Items listed in a dataset:
----

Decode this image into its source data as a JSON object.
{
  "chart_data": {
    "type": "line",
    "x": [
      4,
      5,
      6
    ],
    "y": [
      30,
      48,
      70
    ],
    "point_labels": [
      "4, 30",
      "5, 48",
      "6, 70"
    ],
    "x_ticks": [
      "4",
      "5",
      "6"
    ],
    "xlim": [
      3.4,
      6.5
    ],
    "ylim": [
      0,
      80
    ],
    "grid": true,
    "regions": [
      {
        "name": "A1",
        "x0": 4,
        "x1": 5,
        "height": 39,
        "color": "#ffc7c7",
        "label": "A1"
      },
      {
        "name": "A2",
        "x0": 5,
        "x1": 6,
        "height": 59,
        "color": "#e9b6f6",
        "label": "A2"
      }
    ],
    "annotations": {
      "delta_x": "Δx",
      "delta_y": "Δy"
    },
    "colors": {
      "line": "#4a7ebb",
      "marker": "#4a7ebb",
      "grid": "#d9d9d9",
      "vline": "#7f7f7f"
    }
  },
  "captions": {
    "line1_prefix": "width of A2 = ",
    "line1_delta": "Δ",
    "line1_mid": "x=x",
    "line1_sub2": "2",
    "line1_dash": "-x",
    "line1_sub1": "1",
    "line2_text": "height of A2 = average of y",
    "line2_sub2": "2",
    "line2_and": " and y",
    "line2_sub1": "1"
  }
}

----

Given instruction: Extract the whole listing, character for character.

Expected answer:
Decode this image into its source data as a JSON object.
{
  "chart_data": {
    "type": "line",
    "x": [
      4,
      5,
      6
    ],
    "y": [
      30,
      48,
      70
    ],
    "point_labels": [
      "4, 30",
      "5, 48",
      "6, 70"
    ],
    "x_ticks": [
      "4",
      "5",
      "6"
    ],
    "xlim": [
      3.4,
      6.5
    ],
    "ylim": [
      0,
      80
    ],
    "grid": true,
    "regions": [
      {
        "name": "A1",
        "x0": 4,
        "x1": 5,
        "height": 39,
        "color": "#ffc7c7",
        "label": "A1"
      },
      {
        "name": "A2",
        "x0": 5,
        "x1": 6,
        "height": 59,
        "color": "#e9b6f6",
        "label": "A2"
      }
    ],
    "annotations": {
      "delta_x": "Δx",
      "delta_y": "Δy"
    },
    "colors": {
      "line": "#4a7ebb",
      "marker": "#4a7ebb",
      "grid": "#d9d9d9",
      "vline": "#7f7f7f"
    }
  },
  "captions": {
    "line1_prefix": "width of A2 = ",
    "line1_delta": "Δ",
    "line1_mid": "x=x",
    "line1_sub2": "2",
    "line1_dash": "-x",
    "line1_sub1": "1",
    "line2_text": "height of A2 = average of y",
    "line2_sub2": "2",
    "line2_and": " and y",
    "line2_sub1": "1"
  }
}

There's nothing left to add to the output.